THE TASK -
Omit every picture and return the rest of the data unaltered.

──────

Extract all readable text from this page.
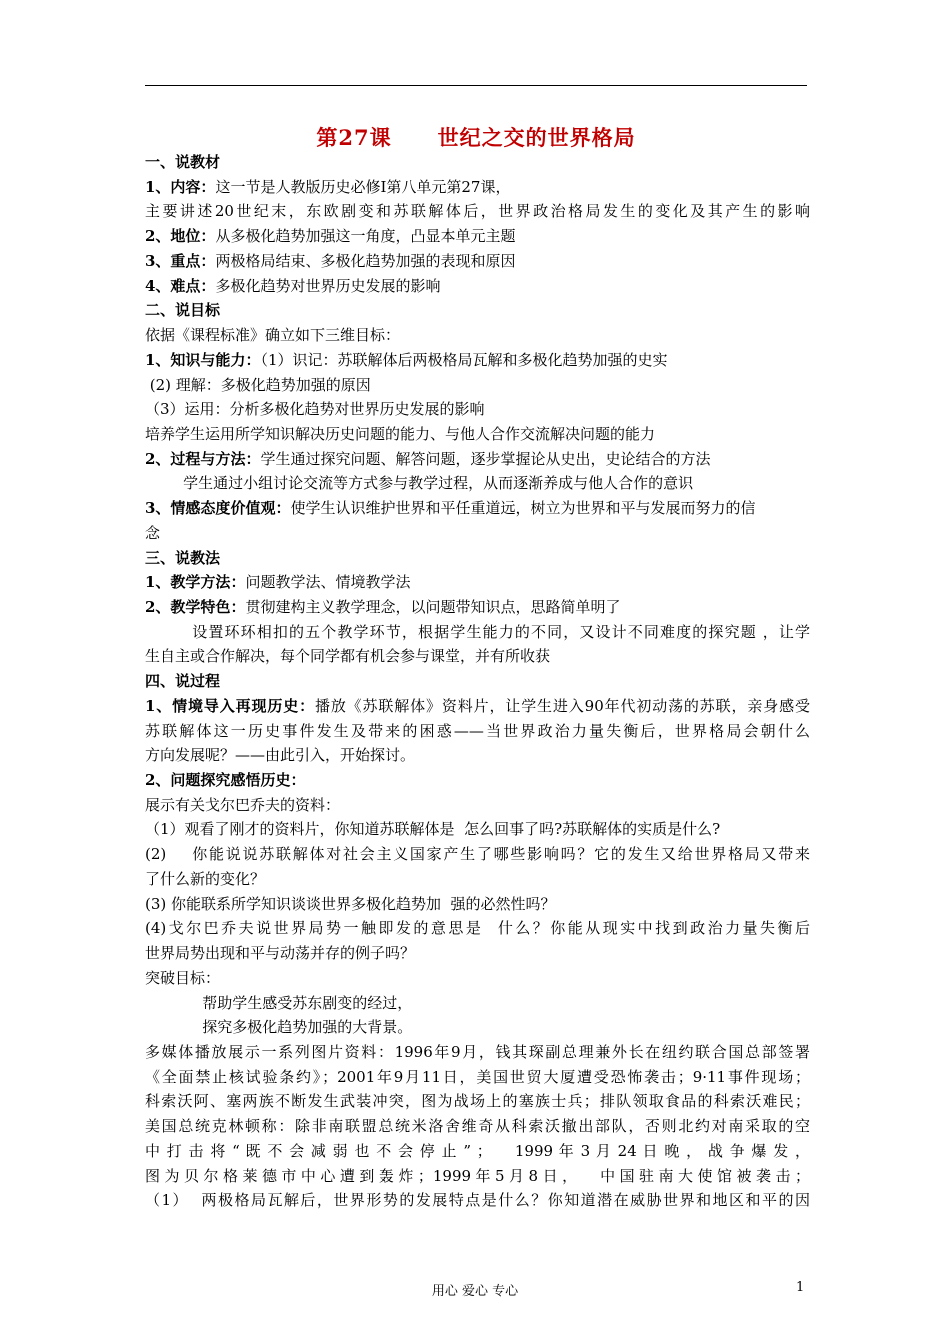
第27课 世纪之交的世界格局
一、说教材
1、内容：这一节是人教版历史必修Ⅰ第八单元第27课，
主要讲述20世纪末，东欧剧变和苏联解体后，世界政治格局发生的变化及其产生的影响
2、地位：从多极化趋势加强这一角度，凸显本单元主题
3、重点：两极格局结束、多极化趋势加强的表现和原因
4、难点：多极化趋势对世界历史发展的影响
二、说目标
依据《课程标准》确立如下三维目标：
1、知识与能力：（1）识记：苏联解体后两极格局瓦解和多极化趋势加强的史实
(2) 理解：多极化趋势加强的原因
（3）运用：分析多极化趋势对世界历史发展的影响
培养学生运用所学知识解决历史问题的能力、与他人合作交流解决问题的能力
2、过程与方法：学生通过探究问题、解答问题，逐步掌握论从史出，史论结合的方法
学生通过小组讨论交流等方式参与教学过程，从而逐渐养成与他人合作的意识
3、情感态度价值观：使学生认识维护世界和平任重道远，树立为世界和平与发展而努力的信
念
三、说教法
1、教学方法：问题教学法、情境教学法
2、教学特色：贯彻建构主义教学理念，以问题带知识点，思路简单明了
设置环环相扣的五个教学环节，根据学生能力的不同，又设计不同难度的探究题 ，让学
生自主或合作解决，每个同学都有机会参与课堂，并有所收获
四、说过程
1、情境导入再现历史：播放《苏联解体》资料片，让学生进入90年代初动荡的苏联，亲身感受
苏联解体这一历史事件发生及带来的困惑——当世界政治力量失衡后，世界格局会朝什么
方向发展呢？——由此引入，开始探讨。
2、问题探究感悟历史：
展示有关戈尔巴乔夫的资料：
（1）观看了刚才的资料片，你知道苏联解体是  怎么回事了吗?苏联解体的实质是什么?
(2)    你能说说苏联解体对社会主义国家产生了哪些影响吗？它的发生又给世界格局又带来
了什么新的变化？
(3) 你能联系所学知识谈谈世界多极化趋势加  强的必然性吗？
(4)戈尔巴乔夫说世界局势一触即发的意思是  什么？你能从现实中找到政治力量失衡后
世界局势出现和平与动荡并存的例子吗？
突破目标：
帮助学生感受苏东剧变的经过，
探究多极化趋势加强的大背景。
多媒体播放展示一系列图片资料：1996年9月，钱其琛副总理兼外长在纽约联合国总部签署
《全面禁止核试验条约》；2001年9月11日，美国世贸大厦遭受恐怖袭击；9·11事件现场；
科索沃阿、塞两族不断发生武装冲突，图为战场上的塞族士兵；排队领取食品的科索沃难民；
美国总统克林顿称：除非南联盟总统米洛舍维奇从科索沃撤出部队，否则北约对南采取的空
中 打 击 将 “ 既 不 会 减 弱 也 不 会 停 止 ” ；    1999 年 3 月 24 日 晚 ， 战 争 爆 发 ，
图为贝尔格莱德市中心遭到轰炸；1999年5月8日，  中国驻南大使馆被袭击；
（1）  两极格局瓦解后，世界形势的发展特点是什么？你知道潜在威胁世界和地区和平的因
用心 爱心 专心	1
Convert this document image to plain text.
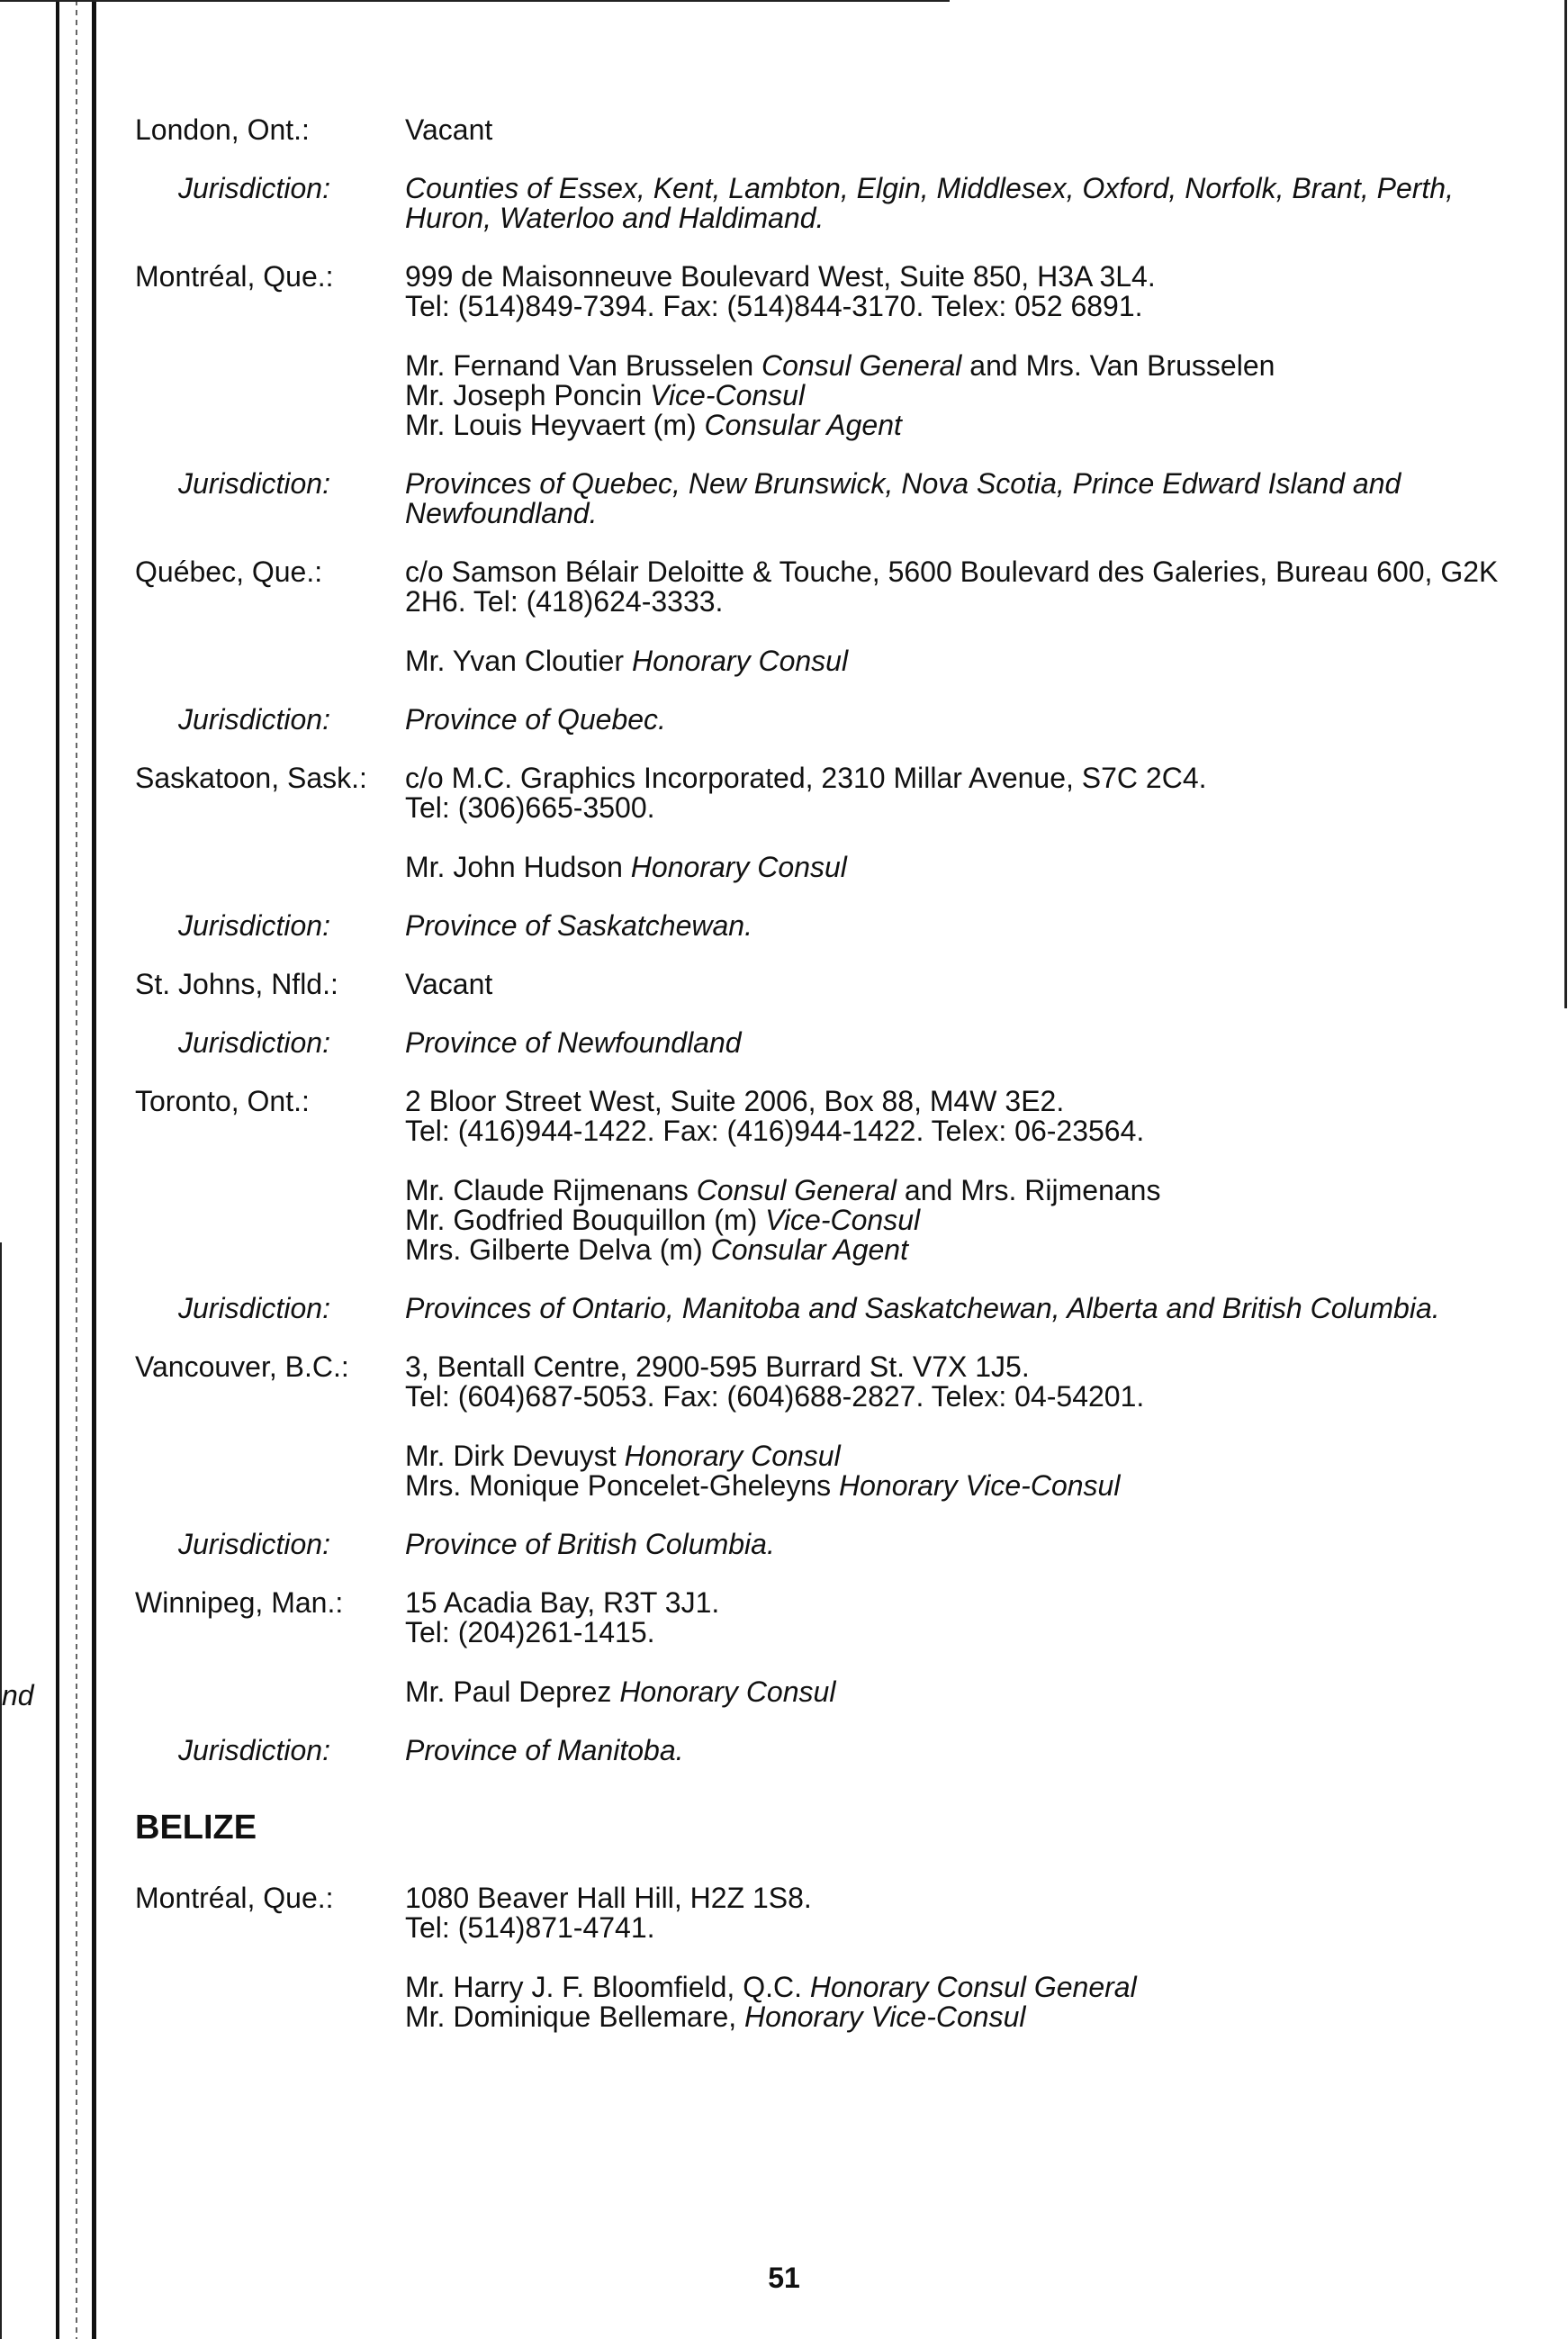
nd
London, Ont.:	Vacant
Jurisdiction:	Counties of Essex, Kent, Lambton, Elgin, Middlesex, Oxford, Norfolk, Brant, Perth, Huron, Waterloo and Haldimand.
Montréal, Que.:	999 de Maisonneuve Boulevard West, Suite 850, H3A 3L4.
Tel: (514)849-7394. Fax: (514)844-3170. Telex: 052 6891.
Mr. Fernand Van Brusselen Consul General and Mrs. Van Brusselen
Mr. Joseph Poncin Vice-Consul
Mr. Louis Heyvaert (m) Consular Agent
Jurisdiction:	Provinces of Quebec, New Brunswick, Nova Scotia, Prince Edward Island and Newfoundland.
Québec, Que.:	c/o Samson Bélair Deloitte & Touche, 5600 Boulevard des Galeries, Bureau 600, G2K 2H6. Tel: (418)624-3333.
Mr. Yvan Cloutier Honorary Consul
Jurisdiction:	Province of Quebec.
Saskatoon, Sask.:	c/o M.C. Graphics Incorporated, 2310 Millar Avenue, S7C 2C4.
Tel: (306)665-3500.
Mr. John Hudson Honorary Consul
Jurisdiction:	Province of Saskatchewan.
St. Johns, Nfld.:	Vacant
Jurisdiction:	Province of Newfoundland
Toronto, Ont.:	2 Bloor Street West, Suite 2006, Box 88, M4W 3E2.
Tel: (416)944-1422. Fax: (416)944-1422. Telex: 06-23564.
Mr. Claude Rijmenans Consul General and Mrs. Rijmenans
Mr. Godfried Bouquillon (m) Vice-Consul
Mrs. Gilberte Delva (m) Consular Agent
Jurisdiction:	Provinces of Ontario, Manitoba and Saskatchewan, Alberta and British Columbia.
Vancouver, B.C.:	3, Bentall Centre, 2900-595 Burrard St. V7X 1J5.
Tel: (604)687-5053. Fax: (604)688-2827. Telex: 04-54201.
Mr. Dirk Devuyst Honorary Consul
Mrs. Monique Poncelet-Gheleyns Honorary Vice-Consul
Jurisdiction:	Province of British Columbia.
Winnipeg, Man.:	15 Acadia Bay, R3T 3J1.
Tel: (204)261-1415.
Mr. Paul Deprez Honorary Consul
Jurisdiction:	Province of Manitoba.
BELIZE
Montréal, Que.:	1080 Beaver Hall Hill, H2Z 1S8.
Tel: (514)871-4741.
Mr. Harry J. F. Bloomfield, Q.C. Honorary Consul General
Mr. Dominique Bellemare, Honorary Vice-Consul
51
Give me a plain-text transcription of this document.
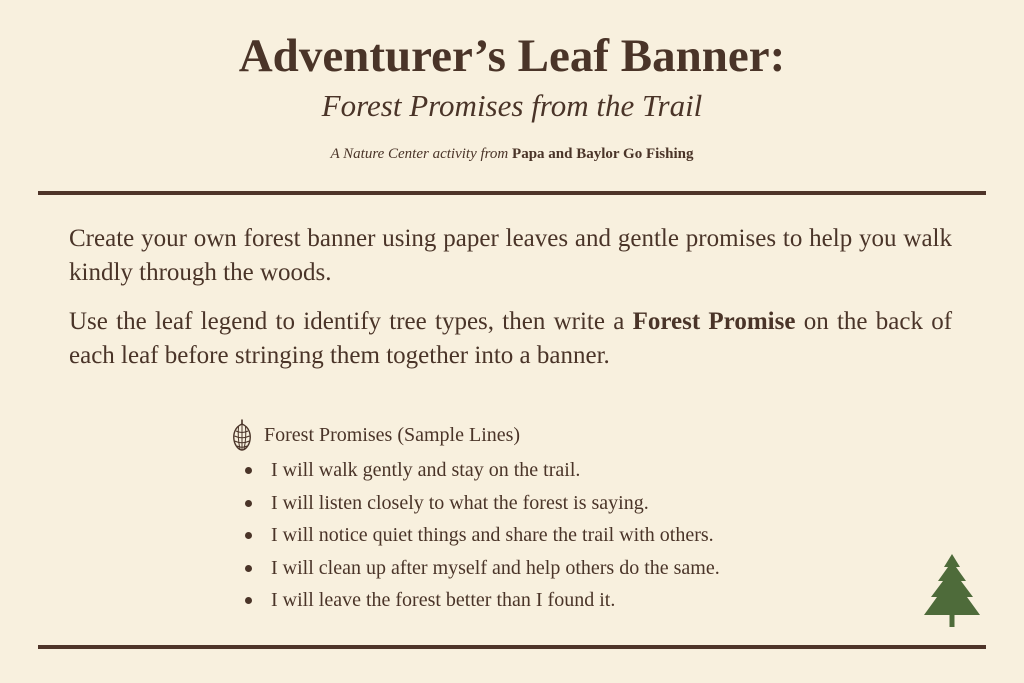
Adventurer’s Leaf Banner:
Forest Promises from the Trail
A Nature Center activity from Papa and Baylor Go Fishing

Create your own forest banner using paper leaves and gentle promises to help you walk kindly through the woods.

Use the leaf legend to identify tree types, then write a Forest Promise on the back of each leaf before stringing them together into a banner.

Forest Promises (Sample Lines)
I will walk gently and stay on the trail.
I will listen closely to what the forest is saying.
I will notice quiet things and share the trail with others.
I will clean up after myself and help others do the same.
I will leave the forest better than I found it.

──────

EXERCISE ANSWER -
Extract all readable text from this page.
第27课 世纪之交的世界格局
一、说教材
1、内容：这一节是人教版历史必修Ⅰ第八单元第27课，
主要讲述20世纪末，东欧剧变和苏联解体后，世界政治格局发生的变化及其产生的影响
2、地位：从多极化趋势加强这一角度，凸显本单元主题
3、重点：两极格局结束、多极化趋势加强的表现和原因
4、难点：多极化趋势对世界历史发展的影响
二、说目标
依据《课程标准》确立如下三维目标：
1、知识与能力：（1）识记：苏联解体后两极格局瓦解和多极化趋势加强的史实
(2) 理解：多极化趋势加强的原因
（3）运用：分析多极化趋势对世界历史发展的影响
培养学生运用所学知识解决历史问题的能力、与他人合作交流解决问题的能力
2、过程与方法：学生通过探究问题、解答问题，逐步掌握论从史出，史论结合的方法
学生通过小组讨论交流等方式参与教学过程，从而逐渐养成与他人合作的意识
3、情感态度价值观：使学生认识维护世界和平任重道远，树立为世界和平与发展而努力的信
念
三、说教法
1、教学方法：问题教学法、情境教学法
2、教学特色：贯彻建构主义教学理念，以问题带知识点，思路简单明了
设置环环相扣的五个教学环节，根据学生能力的不同，又设计不同难度的探究题 ，让学
生自主或合作解决，每个同学都有机会参与课堂，并有所收获
四、说过程
1、情境导入再现历史：播放《苏联解体》资料片，让学生进入90年代初动荡的苏联，亲身感受
苏联解体这一历史事件发生及带来的困惑——当世界政治力量失衡后，世界格局会朝什么
方向发展呢？——由此引入，开始探讨。
2、问题探究感悟历史：
展示有关戈尔巴乔夫的资料：
（1）观看了刚才的资料片，你知道苏联解体是  怎么回事了吗?苏联解体的实质是什么?
(2)    你能说说苏联解体对社会主义国家产生了哪些影响吗？它的发生又给世界格局又带来
了什么新的变化？
(3) 你能联系所学知识谈谈世界多极化趋势加  强的必然性吗？
(4)戈尔巴乔夫说世界局势一触即发的意思是  什么？你能从现实中找到政治力量失衡后
世界局势出现和平与动荡并存的例子吗？
突破目标：
帮助学生感受苏东剧变的经过，
探究多极化趋势加强的大背景。
多媒体播放展示一系列图片资料：1996年9月，钱其琛副总理兼外长在纽约联合国总部签署
《全面禁止核试验条约》；2001年9月11日，美国世贸大厦遭受恐怖袭击；9·11事件现场；
科索沃阿、塞两族不断发生武装冲突，图为战场上的塞族士兵；排队领取食品的科索沃难民；
美国总统克林顿称：除非南联盟总统米洛舍维奇从科索沃撤出部队，否则北约对南采取的空
中 打 击 将 “ 既 不 会 减 弱 也 不 会 停 止 ” ；    1999 年 3 月 24 日 晚 ， 战 争 爆 发 ，
图为贝尔格莱德市中心遭到轰炸；1999年5月8日，  中国驻南大使馆被袭击；
（1）  两极格局瓦解后，世界形势的发展特点是什么？你知道潜在威胁世界和地区和平的因
用心 爱心 专心	1
Convert this document image to plain text.
nd
London, Ont.:	Vacant
Jurisdiction:	Counties of Essex, Kent, Lambton, Elgin, Middlesex, Oxford, Norfolk, Brant, Perth, Huron, Waterloo and Haldimand.
Montréal, Que.:	999 de Maisonneuve Boulevard West, Suite 850, H3A 3L4.
Tel: (514)849-7394. Fax: (514)844-3170. Telex: 052 6891.
Mr. Fernand Van Brusselen Consul General and Mrs. Van Brusselen
Mr. Joseph Poncin Vice-Consul
Mr. Louis Heyvaert (m) Consular Agent
Jurisdiction:	Provinces of Quebec, New Brunswick, Nova Scotia, Prince Edward Island and Newfoundland.
Québec, Que.:	c/o Samson Bélair Deloitte & Touche, 5600 Boulevard des Galeries, Bureau 600, G2K 2H6. Tel: (418)624-3333.
Mr. Yvan Cloutier Honorary Consul
Jurisdiction:	Province of Quebec.
Saskatoon, Sask.:	c/o M.C. Graphics Incorporated, 2310 Millar Avenue, S7C 2C4.
Tel: (306)665-3500.
Mr. John Hudson Honorary Consul
Jurisdiction:	Province of Saskatchewan.
St. Johns, Nfld.:	Vacant
Jurisdiction:	Province of Newfoundland
Toronto, Ont.:	2 Bloor Street West, Suite 2006, Box 88, M4W 3E2.
Tel: (416)944-1422. Fax: (416)944-1422. Telex: 06-23564.
Mr. Claude Rijmenans Consul General and Mrs. Rijmenans
Mr. Godfried Bouquillon (m) Vice-Consul
Mrs. Gilberte Delva (m) Consular Agent
Jurisdiction:	Provinces of Ontario, Manitoba and Saskatchewan, Alberta and British Columbia.
Vancouver, B.C.:	3, Bentall Centre, 2900-595 Burrard St. V7X 1J5.
Tel: (604)687-5053. Fax: (604)688-2827. Telex: 04-54201.
Mr. Dirk Devuyst Honorary Consul
Mrs. Monique Poncelet-Gheleyns Honorary Vice-Consul
Jurisdiction:	Province of British Columbia.
Winnipeg, Man.:	15 Acadia Bay, R3T 3J1.
Tel: (204)261-1415.
Mr. Paul Deprez Honorary Consul
Jurisdiction:	Province of Manitoba.
BELIZE
Montréal, Que.:	1080 Beaver Hall Hill, H2Z 1S8.
Tel: (514)871-4741.
Mr. Harry J. F. Bloomfield, Q.C. Honorary Consul General
Mr. Dominique Bellemare, Honorary Vice-Consul
51
Give me a plain-text transcription of this document.
Adventurer’s Leaf Banner:
Forest Promises from the Trail
A Nature Center activity from Papa and Baylor Go Fishing

Create your own forest banner using paper leaves and gentle promises to help you walk kindly through the woods.

Use the leaf legend to identify tree types, then write a Forest Promise on the back of each leaf before stringing them together into a banner.

Forest Promises (Sample Lines)
I will walk gently and stay on the trail.
I will listen closely to what the forest is saying.
I will notice quiet things and share the trail with others.
I will clean up after myself and help others do the same.
I will leave the forest better than I found it.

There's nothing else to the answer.